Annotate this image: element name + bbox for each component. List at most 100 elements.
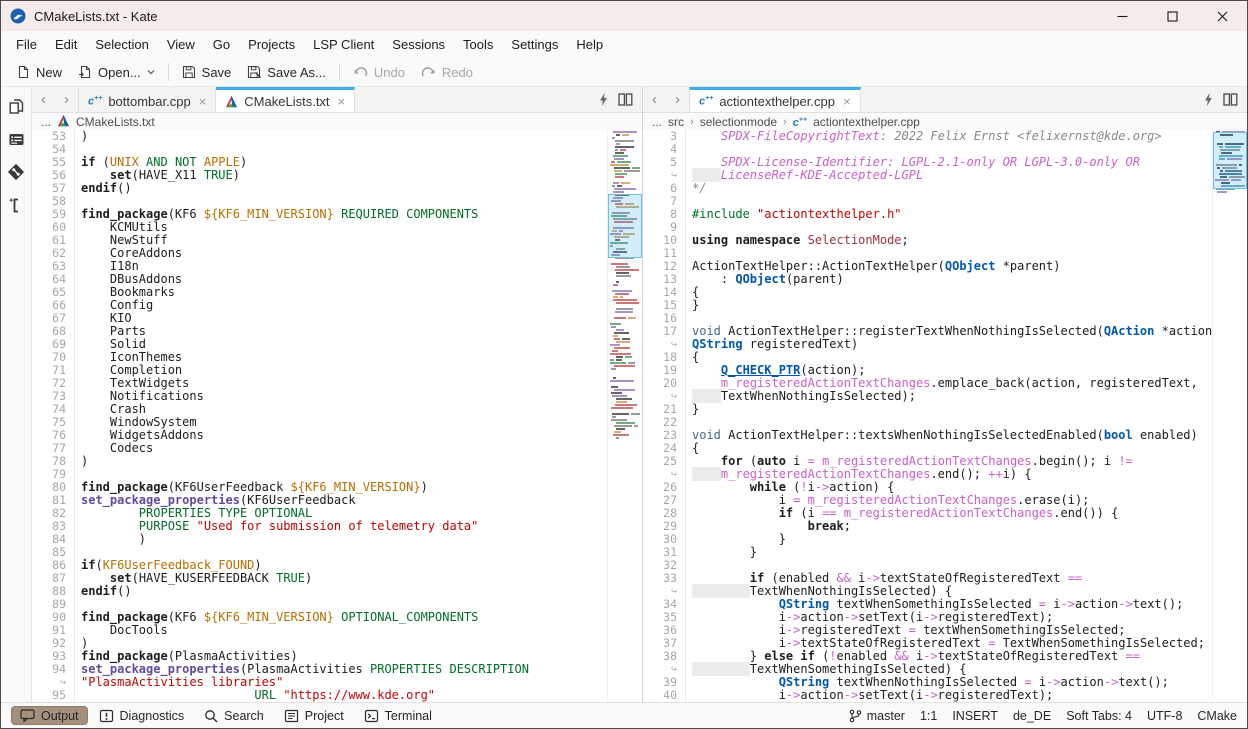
- main-area: ‹ › c++bottombar.cpp×CMakeLists.txt× ...…: [1, 87, 1247, 702]
- minimap-line: [614, 332, 629, 334]
- tab-back-button[interactable]: ‹: [32, 87, 55, 112]
- tab-close-icon[interactable]: ×: [336, 94, 346, 109]
- statusbar-cmake[interactable]: CMake: [1197, 709, 1237, 723]
- statusbar-1-1[interactable]: 1:1: [920, 709, 937, 723]
- minimap-line: [615, 293, 629, 295]
- quick-open-icon[interactable]: [1204, 93, 1213, 106]
- line-number: 4: [643, 143, 686, 156]
- tab-label: actiontexthelper.cpp: [719, 94, 835, 109]
- minimap-viewport[interactable]: [608, 194, 642, 258]
- tab-forward-button[interactable]: ›: [666, 87, 689, 112]
- toolbar-separator: [168, 63, 169, 81]
- minimap-line: [617, 185, 622, 187]
- cpp-file-icon: c++: [793, 117, 807, 129]
- save-as-button[interactable]: Save As...: [239, 62, 334, 83]
- save-button[interactable]: Save: [174, 62, 240, 83]
- minimap-line: [613, 191, 624, 193]
- new-button[interactable]: New: [9, 62, 70, 83]
- split-view-icon[interactable]: [1223, 93, 1238, 106]
- git-branch-icon: [849, 709, 862, 723]
- split-view-icon[interactable]: [618, 93, 633, 106]
- statusbar-search-button[interactable]: Search: [195, 707, 273, 725]
- code-area[interactable]: 3 SPDX-FileCopyrightText: 2022 Felix Ern…: [643, 130, 1212, 702]
- redo-label: Redo: [442, 65, 473, 80]
- window-controls: [1097, 1, 1247, 31]
- menubar-item-view[interactable]: View: [158, 33, 204, 56]
- minimap-line: [613, 299, 637, 301]
- minimap-line: [616, 266, 630, 268]
- diagnostics-icon: [99, 709, 114, 723]
- breadcrumb-separator: ›: [783, 116, 787, 128]
- menubar-item-selection[interactable]: Selection: [86, 33, 157, 56]
- menubar-item-edit[interactable]: Edit: [46, 33, 86, 56]
- new-icon: [17, 65, 30, 79]
- minimap-line: [616, 428, 625, 430]
- breadcrumb-separator: ›: [690, 116, 694, 128]
- minimap-line: [612, 416, 616, 418]
- open-button[interactable]: Open...: [70, 62, 163, 83]
- line-number: 6: [643, 182, 686, 195]
- minimize-button[interactable]: [1097, 1, 1147, 31]
- code-line: ↪ TextWhenNothingIsSelected);: [643, 390, 1212, 403]
- code-line: 88endif(): [32, 585, 607, 598]
- minimap-line: [614, 389, 635, 391]
- sidebar-tool-documents[interactable]: [6, 96, 26, 116]
- minimap-line: [610, 353, 631, 355]
- quick-open-icon[interactable]: [599, 93, 608, 106]
- code-line: 23void ActionTextHelper::textsWhenNothin…: [643, 429, 1212, 442]
- tab-actiontexthelper-cpp[interactable]: c++actiontexthelper.cpp×: [689, 87, 861, 112]
- sidebar-tool-file-list[interactable]: [6, 129, 26, 149]
- minimap-scrollbar[interactable]: [607, 130, 642, 702]
- minimap-line: [613, 377, 616, 379]
- sidebar-tool-lsp-symbols[interactable]: [6, 195, 26, 215]
- tab-forward-button[interactable]: ›: [55, 87, 78, 112]
- tabbar-right: ‹ › c++actiontexthelper.cpp×: [643, 87, 1247, 113]
- open-icon: [78, 65, 92, 79]
- statusbar-master[interactable]: master: [849, 709, 905, 723]
- tab-close-icon[interactable]: ×: [197, 94, 207, 109]
- minimap-line: [612, 290, 632, 292]
- minimap-viewport[interactable]: [1213, 132, 1247, 189]
- menubar-item-help[interactable]: Help: [567, 33, 612, 56]
- tab-back-button[interactable]: ‹: [643, 87, 666, 112]
- minimap-line: [616, 143, 620, 145]
- tab-cmakelists-txt[interactable]: CMakeLists.txt×: [216, 87, 355, 112]
- breadcrumb-item-actiontexthelper-cpp[interactable]: actiontexthelper.cpp: [813, 115, 920, 129]
- statusbar-value: master: [867, 709, 905, 723]
- code-area[interactable]: 53)5455if (UNIX AND NOT APPLE)56 set(HAV…: [32, 130, 607, 702]
- statusbar-insert[interactable]: INSERT: [952, 709, 998, 723]
- minimap-line: [613, 434, 629, 436]
- statusbar-diagnostics-button[interactable]: Diagnostics: [90, 707, 194, 725]
- statusbar-utf-8[interactable]: UTF-8: [1147, 709, 1182, 723]
- minimap-line: [613, 335, 618, 337]
- menubar-item-go[interactable]: Go: [204, 33, 239, 56]
- output-icon: [20, 708, 35, 723]
- minimap-line: [610, 344, 620, 346]
- tab-bottombar-cpp[interactable]: c++bottombar.cpp×: [78, 87, 216, 112]
- cmake-icon: [57, 114, 70, 127]
- minimap-scrollbar[interactable]: [1212, 130, 1247, 702]
- close-button[interactable]: [1197, 1, 1247, 31]
- breadcrumb-item-selectionmode[interactable]: selectionmode: [700, 115, 777, 129]
- breadcrumb-item-cmakelists-txt[interactable]: CMakeLists.txt: [76, 115, 155, 129]
- code-line: 8#include "actiontexthelper.h": [643, 208, 1212, 221]
- tab-close-icon[interactable]: ×: [841, 94, 851, 109]
- menubar-item-sessions[interactable]: Sessions: [383, 33, 454, 56]
- statusbar-de-de[interactable]: de_DE: [1013, 709, 1051, 723]
- statusbar-project-button[interactable]: Project: [275, 707, 353, 725]
- maximize-button[interactable]: [1147, 1, 1197, 31]
- statusbar-label: Project: [305, 709, 344, 723]
- menubar-item-settings[interactable]: Settings: [502, 33, 567, 56]
- menubar-item-lsp-client[interactable]: LSP Client: [304, 33, 383, 56]
- line-number: 38: [643, 650, 686, 663]
- breadcrumb-item-src[interactable]: src: [668, 115, 684, 129]
- sidebar-tool-git[interactable]: [6, 162, 26, 182]
- menubar-item-projects[interactable]: Projects: [239, 33, 304, 56]
- statusbar-terminal-button[interactable]: Terminal: [355, 707, 441, 725]
- statusbar-output-button[interactable]: Output: [11, 706, 88, 725]
- breadcrumb-item-[interactable]: ...: [652, 115, 662, 129]
- breadcrumb-item-[interactable]: ...: [41, 115, 51, 129]
- menubar-item-tools[interactable]: Tools: [454, 33, 502, 56]
- statusbar-soft-tabs-4[interactable]: Soft Tabs: 4: [1066, 709, 1132, 723]
- menubar-item-file[interactable]: File: [7, 33, 46, 56]
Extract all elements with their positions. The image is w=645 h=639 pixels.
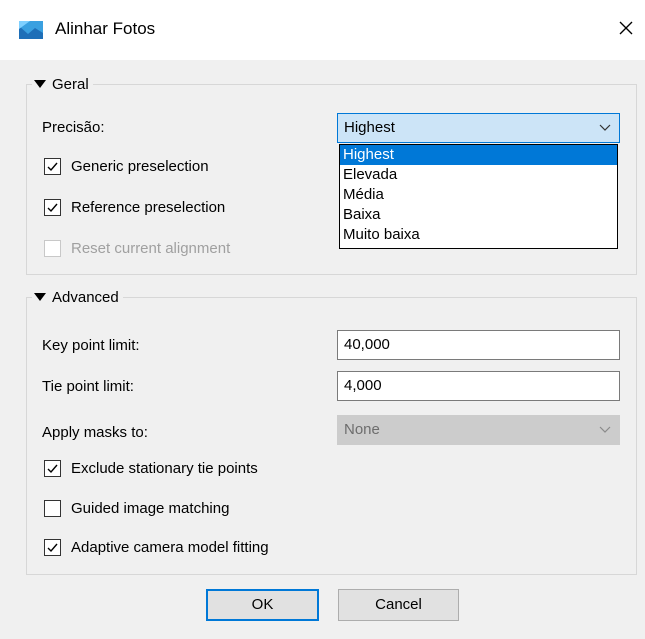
adaptive-fitting-checkbox[interactable]: Adaptive camera model fitting: [44, 536, 269, 558]
close-button[interactable]: [612, 14, 640, 42]
apply-masks-label: Apply masks to:: [42, 424, 148, 441]
general-group-header[interactable]: Geral: [32, 74, 93, 94]
adaptive-fitting-label: Adaptive camera model fitting: [71, 538, 269, 556]
guided-matching-label: Guided image matching: [71, 499, 230, 517]
dropdown-option[interactable]: Média: [340, 185, 617, 205]
generic-preselection-label: Generic preselection: [71, 157, 209, 175]
chevron-down-icon: [599, 124, 611, 131]
checkmark-icon: [47, 203, 58, 212]
checkbox-box[interactable]: [44, 157, 61, 175]
tie-point-limit-input[interactable]: 4,000: [337, 371, 620, 401]
general-group-title: Geral: [52, 75, 89, 93]
photoscan-icon: [19, 21, 43, 39]
close-icon: [619, 21, 633, 35]
precision-dropdown-list: Highest Elevada Média Baixa Muito baixa: [339, 144, 618, 249]
checkbox-box[interactable]: [44, 538, 61, 556]
reference-preselection-label: Reference preselection: [71, 198, 226, 216]
dropdown-option[interactable]: Baixa: [340, 205, 617, 225]
checkmark-icon: [47, 543, 58, 552]
checkmark-icon: [47, 162, 58, 171]
tie-point-limit-label: Tie point limit:: [42, 378, 134, 395]
checkbox-box: [44, 239, 61, 257]
advanced-group-title: Advanced: [52, 288, 119, 306]
guided-matching-checkbox[interactable]: Guided image matching: [44, 497, 229, 519]
dropdown-option[interactable]: Elevada: [340, 165, 617, 185]
precision-select[interactable]: Highest: [337, 113, 620, 143]
checkmark-icon: [47, 464, 58, 473]
checkbox-box[interactable]: [44, 459, 61, 477]
apply-masks-select: None: [337, 415, 620, 445]
ok-button[interactable]: OK: [206, 589, 319, 621]
collapse-triangle-icon: [34, 80, 46, 88]
collapse-triangle-icon: [34, 293, 46, 301]
apply-masks-select-value: None: [344, 421, 380, 438]
reference-preselection-checkbox[interactable]: Reference preselection: [44, 196, 225, 218]
reset-alignment-label: Reset current alignment: [71, 239, 231, 257]
checkbox-box[interactable]: [44, 198, 61, 216]
dropdown-option[interactable]: Highest: [340, 145, 617, 165]
window-title: Alinhar Fotos: [55, 19, 156, 38]
checkbox-box[interactable]: [44, 499, 61, 517]
title-bar: Alinhar Fotos: [0, 0, 645, 60]
advanced-group-header[interactable]: Advanced: [32, 287, 123, 307]
key-point-limit-label: Key point limit:: [42, 337, 140, 354]
dropdown-option[interactable]: Muito baixa: [340, 225, 617, 245]
exclude-stationary-checkbox[interactable]: Exclude stationary tie points: [44, 457, 258, 479]
reset-alignment-checkbox: Reset current alignment: [44, 237, 230, 259]
cancel-button[interactable]: Cancel: [338, 589, 459, 621]
key-point-limit-input[interactable]: 40,000: [337, 330, 620, 360]
generic-preselection-checkbox[interactable]: Generic preselection: [44, 155, 209, 177]
exclude-stationary-label: Exclude stationary tie points: [71, 459, 258, 477]
precision-label: Precisão:: [42, 119, 105, 136]
precision-select-value: Highest: [344, 119, 395, 136]
chevron-down-icon: [599, 426, 611, 433]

----

Exercise requirements:
Rewrite the lines of the entries starting at the line containing "adaptive-fitting-checkbox[interactable]: Adaptive camera" and ending at the line containing "198, 226, 216]", switching "Geral" to "General" and leaving everything else unchanged.

Exercise output:
adaptive-fitting-checkbox[interactable]: Adaptive camera model fitting: [44, 536, 269, 558]
close-button[interactable]: [612, 14, 640, 42]
apply-masks-label: Apply masks to:: [42, 424, 148, 441]
general-group-header[interactable]: General: [32, 74, 93, 94]
adaptive-fitting-label: Adaptive camera model fitting: [71, 538, 269, 556]
guided-matching-label: Guided image matching: [71, 499, 230, 517]
dropdown-option[interactable]: Média: [340, 185, 617, 205]
generic-preselection-label: Generic preselection: [71, 157, 209, 175]
chevron-down-icon: [599, 124, 611, 131]
checkmark-icon: [47, 203, 58, 212]
checkbox-box[interactable]: [44, 157, 61, 175]
tie-point-limit-input[interactable]: 4,000: [337, 371, 620, 401]
general-group-title: General: [52, 75, 89, 93]
photoscan-icon: [19, 21, 43, 39]
close-icon: [619, 21, 633, 35]
precision-dropdown-list: Highest Elevada Média Baixa Muito baixa: [339, 144, 618, 249]
checkbox-box[interactable]: [44, 538, 61, 556]
reference-preselection-label: Reference preselection: [71, 198, 226, 216]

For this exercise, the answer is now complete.